Dataset items:
____

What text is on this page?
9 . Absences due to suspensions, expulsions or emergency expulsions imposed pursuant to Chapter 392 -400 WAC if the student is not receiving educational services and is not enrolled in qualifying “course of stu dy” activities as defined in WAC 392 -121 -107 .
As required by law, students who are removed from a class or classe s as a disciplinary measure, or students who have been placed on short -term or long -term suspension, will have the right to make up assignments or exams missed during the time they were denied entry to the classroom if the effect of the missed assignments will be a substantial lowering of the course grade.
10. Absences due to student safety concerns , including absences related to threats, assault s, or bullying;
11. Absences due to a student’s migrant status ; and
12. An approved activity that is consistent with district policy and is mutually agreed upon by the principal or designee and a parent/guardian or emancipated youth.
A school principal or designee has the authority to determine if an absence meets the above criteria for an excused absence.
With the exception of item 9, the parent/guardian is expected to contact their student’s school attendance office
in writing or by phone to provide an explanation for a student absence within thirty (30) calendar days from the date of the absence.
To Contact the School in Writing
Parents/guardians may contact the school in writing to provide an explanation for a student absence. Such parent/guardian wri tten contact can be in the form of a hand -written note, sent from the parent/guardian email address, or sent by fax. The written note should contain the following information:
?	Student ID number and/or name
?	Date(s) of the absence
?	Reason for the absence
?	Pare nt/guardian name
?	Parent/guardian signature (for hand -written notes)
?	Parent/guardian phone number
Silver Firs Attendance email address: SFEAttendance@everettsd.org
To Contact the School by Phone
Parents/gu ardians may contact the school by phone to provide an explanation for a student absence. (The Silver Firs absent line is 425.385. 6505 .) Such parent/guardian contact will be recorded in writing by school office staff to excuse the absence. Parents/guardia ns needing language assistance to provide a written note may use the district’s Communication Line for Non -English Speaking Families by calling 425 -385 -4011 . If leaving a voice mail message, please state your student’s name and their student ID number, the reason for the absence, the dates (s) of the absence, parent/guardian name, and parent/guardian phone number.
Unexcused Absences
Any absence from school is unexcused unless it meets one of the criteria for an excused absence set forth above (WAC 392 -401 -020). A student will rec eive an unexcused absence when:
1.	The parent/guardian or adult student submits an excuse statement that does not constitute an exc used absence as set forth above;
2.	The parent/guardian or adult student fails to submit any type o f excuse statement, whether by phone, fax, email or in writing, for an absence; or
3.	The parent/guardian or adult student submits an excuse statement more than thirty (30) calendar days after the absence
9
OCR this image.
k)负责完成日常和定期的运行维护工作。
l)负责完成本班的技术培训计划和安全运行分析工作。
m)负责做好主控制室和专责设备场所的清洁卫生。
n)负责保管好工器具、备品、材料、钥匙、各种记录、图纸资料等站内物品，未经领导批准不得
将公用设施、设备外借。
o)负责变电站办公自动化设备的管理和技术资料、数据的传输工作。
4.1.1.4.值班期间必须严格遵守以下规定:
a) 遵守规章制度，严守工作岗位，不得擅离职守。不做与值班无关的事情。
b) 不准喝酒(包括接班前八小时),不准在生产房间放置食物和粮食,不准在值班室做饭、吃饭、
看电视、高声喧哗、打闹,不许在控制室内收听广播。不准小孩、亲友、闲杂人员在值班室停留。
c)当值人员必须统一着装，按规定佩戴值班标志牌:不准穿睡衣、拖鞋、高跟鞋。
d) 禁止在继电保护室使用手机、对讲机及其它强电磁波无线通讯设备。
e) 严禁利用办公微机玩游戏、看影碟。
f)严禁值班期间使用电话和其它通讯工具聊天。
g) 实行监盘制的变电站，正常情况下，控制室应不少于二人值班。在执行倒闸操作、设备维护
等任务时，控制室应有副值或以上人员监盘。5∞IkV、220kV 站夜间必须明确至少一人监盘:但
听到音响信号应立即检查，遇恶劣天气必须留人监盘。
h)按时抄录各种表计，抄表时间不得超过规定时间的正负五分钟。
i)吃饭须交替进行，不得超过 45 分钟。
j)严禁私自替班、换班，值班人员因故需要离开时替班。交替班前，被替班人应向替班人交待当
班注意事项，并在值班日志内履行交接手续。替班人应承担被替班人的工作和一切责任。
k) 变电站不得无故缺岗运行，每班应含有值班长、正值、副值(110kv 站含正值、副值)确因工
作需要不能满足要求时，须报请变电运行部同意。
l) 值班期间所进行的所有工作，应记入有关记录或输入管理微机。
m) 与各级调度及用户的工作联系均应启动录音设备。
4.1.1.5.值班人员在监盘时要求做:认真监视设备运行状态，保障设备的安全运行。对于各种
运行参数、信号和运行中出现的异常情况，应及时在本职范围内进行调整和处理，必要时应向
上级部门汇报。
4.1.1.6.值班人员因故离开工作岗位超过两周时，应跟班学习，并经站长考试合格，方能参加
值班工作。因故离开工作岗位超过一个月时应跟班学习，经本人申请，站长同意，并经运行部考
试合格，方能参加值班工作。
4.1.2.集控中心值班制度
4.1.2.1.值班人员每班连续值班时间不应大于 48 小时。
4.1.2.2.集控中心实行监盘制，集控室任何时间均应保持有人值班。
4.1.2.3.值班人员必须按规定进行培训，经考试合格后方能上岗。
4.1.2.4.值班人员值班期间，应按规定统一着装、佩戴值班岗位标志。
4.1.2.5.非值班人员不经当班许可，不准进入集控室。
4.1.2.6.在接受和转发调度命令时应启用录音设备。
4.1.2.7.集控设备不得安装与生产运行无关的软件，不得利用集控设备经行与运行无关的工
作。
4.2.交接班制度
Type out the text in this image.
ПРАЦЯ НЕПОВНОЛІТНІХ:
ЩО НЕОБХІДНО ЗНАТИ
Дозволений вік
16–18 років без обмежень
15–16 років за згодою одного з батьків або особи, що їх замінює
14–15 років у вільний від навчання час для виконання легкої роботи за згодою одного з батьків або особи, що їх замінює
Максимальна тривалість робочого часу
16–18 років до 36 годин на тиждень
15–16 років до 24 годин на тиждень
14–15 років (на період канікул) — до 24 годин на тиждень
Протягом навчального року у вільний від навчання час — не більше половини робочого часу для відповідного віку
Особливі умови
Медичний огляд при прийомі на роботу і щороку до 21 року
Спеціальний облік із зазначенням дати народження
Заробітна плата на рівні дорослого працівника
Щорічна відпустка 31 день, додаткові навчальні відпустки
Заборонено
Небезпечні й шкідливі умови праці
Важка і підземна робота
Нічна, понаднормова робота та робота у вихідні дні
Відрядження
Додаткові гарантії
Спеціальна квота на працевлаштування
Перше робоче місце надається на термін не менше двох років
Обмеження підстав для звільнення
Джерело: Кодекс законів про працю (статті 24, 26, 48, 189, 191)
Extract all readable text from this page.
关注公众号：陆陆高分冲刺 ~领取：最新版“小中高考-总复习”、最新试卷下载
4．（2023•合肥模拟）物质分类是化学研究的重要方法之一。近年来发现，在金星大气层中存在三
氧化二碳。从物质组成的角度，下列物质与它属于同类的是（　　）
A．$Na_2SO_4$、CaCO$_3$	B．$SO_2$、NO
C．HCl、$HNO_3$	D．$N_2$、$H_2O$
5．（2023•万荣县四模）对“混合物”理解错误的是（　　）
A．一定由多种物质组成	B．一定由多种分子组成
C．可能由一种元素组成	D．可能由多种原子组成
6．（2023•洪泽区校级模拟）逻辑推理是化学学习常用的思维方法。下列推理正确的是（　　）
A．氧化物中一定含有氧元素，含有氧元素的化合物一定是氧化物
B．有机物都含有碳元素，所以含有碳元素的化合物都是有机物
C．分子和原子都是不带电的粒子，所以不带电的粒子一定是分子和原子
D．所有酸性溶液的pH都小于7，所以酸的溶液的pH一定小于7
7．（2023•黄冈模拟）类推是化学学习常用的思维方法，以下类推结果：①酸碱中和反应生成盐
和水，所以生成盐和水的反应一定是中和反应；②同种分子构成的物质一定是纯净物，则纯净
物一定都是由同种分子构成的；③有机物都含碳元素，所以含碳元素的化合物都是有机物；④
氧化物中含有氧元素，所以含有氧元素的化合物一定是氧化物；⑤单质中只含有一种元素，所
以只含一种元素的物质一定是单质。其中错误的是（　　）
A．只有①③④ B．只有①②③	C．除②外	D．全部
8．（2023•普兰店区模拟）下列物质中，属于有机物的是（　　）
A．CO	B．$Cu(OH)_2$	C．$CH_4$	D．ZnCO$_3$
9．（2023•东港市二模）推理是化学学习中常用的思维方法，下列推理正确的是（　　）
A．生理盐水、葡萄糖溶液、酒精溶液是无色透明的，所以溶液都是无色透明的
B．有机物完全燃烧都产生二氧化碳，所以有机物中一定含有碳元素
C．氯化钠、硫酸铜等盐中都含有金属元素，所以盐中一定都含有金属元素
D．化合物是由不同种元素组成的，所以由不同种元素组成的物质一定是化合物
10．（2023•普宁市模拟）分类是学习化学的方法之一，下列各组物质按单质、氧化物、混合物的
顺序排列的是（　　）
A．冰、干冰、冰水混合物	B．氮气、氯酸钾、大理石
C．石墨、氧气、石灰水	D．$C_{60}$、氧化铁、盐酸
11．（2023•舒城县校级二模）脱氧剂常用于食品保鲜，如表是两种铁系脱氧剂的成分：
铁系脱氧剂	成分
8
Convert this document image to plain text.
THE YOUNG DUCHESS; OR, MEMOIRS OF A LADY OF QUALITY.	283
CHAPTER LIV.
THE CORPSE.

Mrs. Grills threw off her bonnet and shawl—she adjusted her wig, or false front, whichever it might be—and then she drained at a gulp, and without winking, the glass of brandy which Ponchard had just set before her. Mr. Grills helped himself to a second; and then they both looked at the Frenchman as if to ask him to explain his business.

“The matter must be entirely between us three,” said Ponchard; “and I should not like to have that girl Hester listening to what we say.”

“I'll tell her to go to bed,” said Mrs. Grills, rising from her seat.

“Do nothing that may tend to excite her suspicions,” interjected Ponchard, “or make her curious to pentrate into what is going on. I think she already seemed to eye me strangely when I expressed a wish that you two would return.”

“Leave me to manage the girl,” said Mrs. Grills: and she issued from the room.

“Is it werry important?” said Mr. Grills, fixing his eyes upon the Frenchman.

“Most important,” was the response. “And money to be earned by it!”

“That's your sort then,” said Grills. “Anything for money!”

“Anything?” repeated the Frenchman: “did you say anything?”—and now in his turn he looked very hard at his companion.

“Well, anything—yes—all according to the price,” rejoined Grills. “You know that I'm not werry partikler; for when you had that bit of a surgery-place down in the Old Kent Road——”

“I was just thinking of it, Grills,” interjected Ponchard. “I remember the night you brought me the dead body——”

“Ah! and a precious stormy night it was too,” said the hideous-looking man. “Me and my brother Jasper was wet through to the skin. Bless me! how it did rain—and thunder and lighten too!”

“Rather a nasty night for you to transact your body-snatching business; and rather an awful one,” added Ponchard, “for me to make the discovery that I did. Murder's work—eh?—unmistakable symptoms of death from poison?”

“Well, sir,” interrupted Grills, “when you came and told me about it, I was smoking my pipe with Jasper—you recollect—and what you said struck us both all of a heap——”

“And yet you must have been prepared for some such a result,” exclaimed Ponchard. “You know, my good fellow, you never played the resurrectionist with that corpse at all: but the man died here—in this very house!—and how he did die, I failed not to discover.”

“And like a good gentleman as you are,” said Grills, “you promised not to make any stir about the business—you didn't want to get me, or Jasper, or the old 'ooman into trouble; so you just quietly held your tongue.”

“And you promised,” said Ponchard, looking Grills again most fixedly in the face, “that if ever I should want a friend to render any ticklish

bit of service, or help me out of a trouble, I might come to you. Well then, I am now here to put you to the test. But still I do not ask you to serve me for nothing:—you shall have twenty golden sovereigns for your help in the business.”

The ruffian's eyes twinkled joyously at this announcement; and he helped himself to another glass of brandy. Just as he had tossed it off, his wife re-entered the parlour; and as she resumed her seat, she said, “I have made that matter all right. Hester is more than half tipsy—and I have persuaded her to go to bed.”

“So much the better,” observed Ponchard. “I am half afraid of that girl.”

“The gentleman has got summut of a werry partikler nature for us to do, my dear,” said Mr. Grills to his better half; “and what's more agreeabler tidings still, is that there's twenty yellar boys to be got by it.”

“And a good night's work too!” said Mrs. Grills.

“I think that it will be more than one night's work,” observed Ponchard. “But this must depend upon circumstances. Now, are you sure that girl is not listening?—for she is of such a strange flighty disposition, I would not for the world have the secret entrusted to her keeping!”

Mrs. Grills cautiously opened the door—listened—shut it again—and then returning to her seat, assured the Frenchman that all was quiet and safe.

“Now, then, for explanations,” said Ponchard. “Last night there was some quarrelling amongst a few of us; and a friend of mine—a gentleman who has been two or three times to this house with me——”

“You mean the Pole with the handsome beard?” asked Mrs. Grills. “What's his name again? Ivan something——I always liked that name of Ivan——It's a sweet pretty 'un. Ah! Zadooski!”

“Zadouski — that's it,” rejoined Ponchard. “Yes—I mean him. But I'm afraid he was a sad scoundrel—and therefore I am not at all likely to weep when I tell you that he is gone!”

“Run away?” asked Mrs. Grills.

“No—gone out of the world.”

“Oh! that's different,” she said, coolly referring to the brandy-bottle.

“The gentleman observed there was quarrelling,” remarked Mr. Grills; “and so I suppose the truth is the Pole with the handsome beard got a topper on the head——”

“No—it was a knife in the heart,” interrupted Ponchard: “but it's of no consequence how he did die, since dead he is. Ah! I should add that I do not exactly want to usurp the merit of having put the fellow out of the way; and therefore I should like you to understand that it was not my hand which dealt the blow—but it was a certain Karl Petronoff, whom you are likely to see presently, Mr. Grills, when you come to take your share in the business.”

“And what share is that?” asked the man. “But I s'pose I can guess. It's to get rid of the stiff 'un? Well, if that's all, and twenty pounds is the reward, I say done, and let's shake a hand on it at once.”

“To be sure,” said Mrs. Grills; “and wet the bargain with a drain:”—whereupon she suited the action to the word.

____

# Task instructions:
Look through the entries and find each line that has the string "Parents". Copy those lines.

# Expected answer:
Parents/guardians may contact the school in writing to provide an explanation for a student absence. Such parent/guardian wri tten contact can be in the form of a hand -written note, sent from the parent/guardian email address, or sent by fax. The written note should contain the following information:
Parents/gu ardians may contact the school by phone to provide an explanation for a student absence. (The Silver Firs absent line is 425.385. 6505 .) Such parent/guardian contact will be recorded in writing by school office staff to excuse the absence. Parents/guardia ns needing language assistance to provide a written note may use the district’s Communication Line for Non -English Speaking Families by calling 425 -385 -4011 . If leaving a voice mail message, please state your student’s name and their student ID number, the reason for the absence, the dates (s) of the absence, parent/guardian name, and parent/guardian phone number.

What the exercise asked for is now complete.